◆ **Problem to work on**
Extract, from the listing that follows, each line containing the word "marker".

◆ **Items**

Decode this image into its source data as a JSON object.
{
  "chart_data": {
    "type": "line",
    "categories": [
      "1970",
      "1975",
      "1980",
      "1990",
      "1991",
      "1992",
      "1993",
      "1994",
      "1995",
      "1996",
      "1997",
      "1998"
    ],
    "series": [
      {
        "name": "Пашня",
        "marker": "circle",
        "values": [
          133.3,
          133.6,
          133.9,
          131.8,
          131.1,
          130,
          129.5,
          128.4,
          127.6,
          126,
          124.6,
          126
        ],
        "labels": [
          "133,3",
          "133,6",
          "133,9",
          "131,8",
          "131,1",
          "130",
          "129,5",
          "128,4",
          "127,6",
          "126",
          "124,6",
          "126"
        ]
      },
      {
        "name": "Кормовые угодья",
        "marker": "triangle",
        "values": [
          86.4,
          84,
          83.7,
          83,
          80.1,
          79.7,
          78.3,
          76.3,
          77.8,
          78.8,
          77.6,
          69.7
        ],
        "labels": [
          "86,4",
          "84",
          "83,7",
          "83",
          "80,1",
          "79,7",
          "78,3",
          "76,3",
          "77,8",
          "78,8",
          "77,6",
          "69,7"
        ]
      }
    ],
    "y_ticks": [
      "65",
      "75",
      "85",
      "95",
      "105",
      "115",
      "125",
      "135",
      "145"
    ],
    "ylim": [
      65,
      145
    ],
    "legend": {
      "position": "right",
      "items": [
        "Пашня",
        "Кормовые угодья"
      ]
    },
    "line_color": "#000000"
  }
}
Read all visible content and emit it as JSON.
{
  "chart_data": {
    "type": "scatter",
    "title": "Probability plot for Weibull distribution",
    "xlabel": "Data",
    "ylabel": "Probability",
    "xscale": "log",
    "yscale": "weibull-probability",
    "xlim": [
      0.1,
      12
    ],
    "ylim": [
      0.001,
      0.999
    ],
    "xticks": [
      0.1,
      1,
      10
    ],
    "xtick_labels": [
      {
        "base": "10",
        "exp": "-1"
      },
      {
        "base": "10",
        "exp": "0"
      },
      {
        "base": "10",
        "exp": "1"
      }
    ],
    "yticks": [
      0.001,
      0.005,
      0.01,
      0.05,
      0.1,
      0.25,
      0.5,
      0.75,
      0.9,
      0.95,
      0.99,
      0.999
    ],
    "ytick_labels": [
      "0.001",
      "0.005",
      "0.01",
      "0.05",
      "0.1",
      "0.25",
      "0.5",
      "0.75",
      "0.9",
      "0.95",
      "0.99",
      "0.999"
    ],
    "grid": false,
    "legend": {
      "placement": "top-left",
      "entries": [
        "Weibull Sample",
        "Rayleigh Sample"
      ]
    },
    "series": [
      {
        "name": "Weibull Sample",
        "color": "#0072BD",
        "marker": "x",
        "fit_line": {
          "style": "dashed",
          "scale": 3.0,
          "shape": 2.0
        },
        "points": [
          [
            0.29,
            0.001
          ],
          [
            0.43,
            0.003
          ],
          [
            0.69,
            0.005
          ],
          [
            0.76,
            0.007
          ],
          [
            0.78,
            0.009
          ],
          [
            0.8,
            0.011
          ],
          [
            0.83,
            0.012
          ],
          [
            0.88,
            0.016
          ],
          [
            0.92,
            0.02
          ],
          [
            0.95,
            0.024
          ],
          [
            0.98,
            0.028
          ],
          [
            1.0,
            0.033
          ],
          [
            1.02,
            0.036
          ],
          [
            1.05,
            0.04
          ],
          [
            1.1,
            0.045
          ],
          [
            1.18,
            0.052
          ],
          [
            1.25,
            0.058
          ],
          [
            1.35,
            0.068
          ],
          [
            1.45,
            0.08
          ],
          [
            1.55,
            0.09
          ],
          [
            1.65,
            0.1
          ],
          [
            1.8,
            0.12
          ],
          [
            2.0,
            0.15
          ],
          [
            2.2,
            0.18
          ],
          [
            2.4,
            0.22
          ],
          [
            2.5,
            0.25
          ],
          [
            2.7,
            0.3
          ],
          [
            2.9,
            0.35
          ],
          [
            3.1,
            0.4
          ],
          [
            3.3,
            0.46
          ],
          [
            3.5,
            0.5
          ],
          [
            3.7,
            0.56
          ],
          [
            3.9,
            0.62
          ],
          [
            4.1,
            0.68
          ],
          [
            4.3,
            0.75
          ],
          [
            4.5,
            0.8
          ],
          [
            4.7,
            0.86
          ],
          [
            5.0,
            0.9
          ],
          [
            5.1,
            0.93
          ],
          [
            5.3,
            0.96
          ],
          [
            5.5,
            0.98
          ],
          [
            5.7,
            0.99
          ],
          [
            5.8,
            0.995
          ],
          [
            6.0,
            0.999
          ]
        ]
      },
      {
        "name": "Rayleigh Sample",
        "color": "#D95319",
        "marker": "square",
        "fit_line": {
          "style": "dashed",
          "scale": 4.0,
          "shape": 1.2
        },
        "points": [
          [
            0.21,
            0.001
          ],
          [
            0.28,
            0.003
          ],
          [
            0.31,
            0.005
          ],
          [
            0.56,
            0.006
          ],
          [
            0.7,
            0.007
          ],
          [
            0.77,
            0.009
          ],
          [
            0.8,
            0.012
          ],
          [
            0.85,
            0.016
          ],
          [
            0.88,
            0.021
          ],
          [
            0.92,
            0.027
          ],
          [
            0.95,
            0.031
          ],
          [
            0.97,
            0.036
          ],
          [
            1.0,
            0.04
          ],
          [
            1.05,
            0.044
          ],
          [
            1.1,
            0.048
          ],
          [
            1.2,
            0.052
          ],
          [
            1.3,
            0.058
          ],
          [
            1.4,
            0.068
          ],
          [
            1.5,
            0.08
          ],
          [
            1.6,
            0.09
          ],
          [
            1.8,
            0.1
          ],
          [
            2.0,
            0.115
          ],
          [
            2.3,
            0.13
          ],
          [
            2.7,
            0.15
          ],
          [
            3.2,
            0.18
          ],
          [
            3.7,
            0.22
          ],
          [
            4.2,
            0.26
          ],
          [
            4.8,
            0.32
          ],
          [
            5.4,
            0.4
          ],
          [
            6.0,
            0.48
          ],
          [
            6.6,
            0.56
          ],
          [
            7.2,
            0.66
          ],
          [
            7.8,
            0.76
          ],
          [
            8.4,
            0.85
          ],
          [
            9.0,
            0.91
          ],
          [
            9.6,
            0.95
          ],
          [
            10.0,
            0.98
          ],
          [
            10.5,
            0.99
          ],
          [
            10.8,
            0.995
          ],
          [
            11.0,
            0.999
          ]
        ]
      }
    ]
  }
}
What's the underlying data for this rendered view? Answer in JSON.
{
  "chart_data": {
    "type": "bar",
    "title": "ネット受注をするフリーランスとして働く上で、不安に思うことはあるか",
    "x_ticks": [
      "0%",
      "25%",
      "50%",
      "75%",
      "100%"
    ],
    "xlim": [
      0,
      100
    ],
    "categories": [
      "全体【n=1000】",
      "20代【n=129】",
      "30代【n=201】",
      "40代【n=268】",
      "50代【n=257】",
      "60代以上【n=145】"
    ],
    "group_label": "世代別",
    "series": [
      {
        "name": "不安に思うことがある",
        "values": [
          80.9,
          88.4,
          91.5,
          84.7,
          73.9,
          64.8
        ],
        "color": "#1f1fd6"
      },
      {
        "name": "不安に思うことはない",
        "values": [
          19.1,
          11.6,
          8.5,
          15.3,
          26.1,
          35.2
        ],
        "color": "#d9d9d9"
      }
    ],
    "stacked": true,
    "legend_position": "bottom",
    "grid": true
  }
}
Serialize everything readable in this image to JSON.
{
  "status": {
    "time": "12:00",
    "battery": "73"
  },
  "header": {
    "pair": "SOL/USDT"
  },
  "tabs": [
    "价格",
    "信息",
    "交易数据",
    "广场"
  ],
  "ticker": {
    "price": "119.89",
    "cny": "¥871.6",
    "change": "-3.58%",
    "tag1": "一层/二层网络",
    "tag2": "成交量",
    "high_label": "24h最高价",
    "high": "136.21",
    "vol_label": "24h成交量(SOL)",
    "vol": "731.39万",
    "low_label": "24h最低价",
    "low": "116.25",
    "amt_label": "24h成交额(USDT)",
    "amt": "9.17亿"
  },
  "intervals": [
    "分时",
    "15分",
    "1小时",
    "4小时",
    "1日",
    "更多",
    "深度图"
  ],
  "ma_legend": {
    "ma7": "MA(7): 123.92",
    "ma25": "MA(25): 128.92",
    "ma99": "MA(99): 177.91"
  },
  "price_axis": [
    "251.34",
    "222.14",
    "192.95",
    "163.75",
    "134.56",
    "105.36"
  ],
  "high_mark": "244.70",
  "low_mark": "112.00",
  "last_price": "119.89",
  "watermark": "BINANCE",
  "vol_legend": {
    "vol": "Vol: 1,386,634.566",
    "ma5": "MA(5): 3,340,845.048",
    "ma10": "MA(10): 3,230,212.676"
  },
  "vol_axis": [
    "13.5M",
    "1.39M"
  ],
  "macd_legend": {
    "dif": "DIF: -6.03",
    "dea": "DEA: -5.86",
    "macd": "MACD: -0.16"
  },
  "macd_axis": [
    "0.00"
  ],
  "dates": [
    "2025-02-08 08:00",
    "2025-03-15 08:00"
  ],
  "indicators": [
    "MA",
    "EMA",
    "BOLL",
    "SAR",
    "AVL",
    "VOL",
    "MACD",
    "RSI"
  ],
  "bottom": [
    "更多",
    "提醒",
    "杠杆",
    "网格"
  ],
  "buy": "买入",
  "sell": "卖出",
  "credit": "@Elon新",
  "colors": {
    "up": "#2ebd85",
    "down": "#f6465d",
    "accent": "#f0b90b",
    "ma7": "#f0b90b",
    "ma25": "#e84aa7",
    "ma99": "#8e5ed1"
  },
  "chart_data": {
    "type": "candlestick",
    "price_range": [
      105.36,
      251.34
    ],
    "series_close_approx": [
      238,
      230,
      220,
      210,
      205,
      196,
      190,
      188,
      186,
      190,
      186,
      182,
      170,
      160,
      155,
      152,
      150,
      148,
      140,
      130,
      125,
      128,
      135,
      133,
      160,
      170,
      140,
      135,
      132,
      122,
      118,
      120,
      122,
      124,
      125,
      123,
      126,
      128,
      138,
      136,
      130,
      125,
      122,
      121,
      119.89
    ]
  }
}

◆ **Correct output**
        "marker": "circle",
        "marker": "triangle",
        "marker": "x",
        "marker": "square",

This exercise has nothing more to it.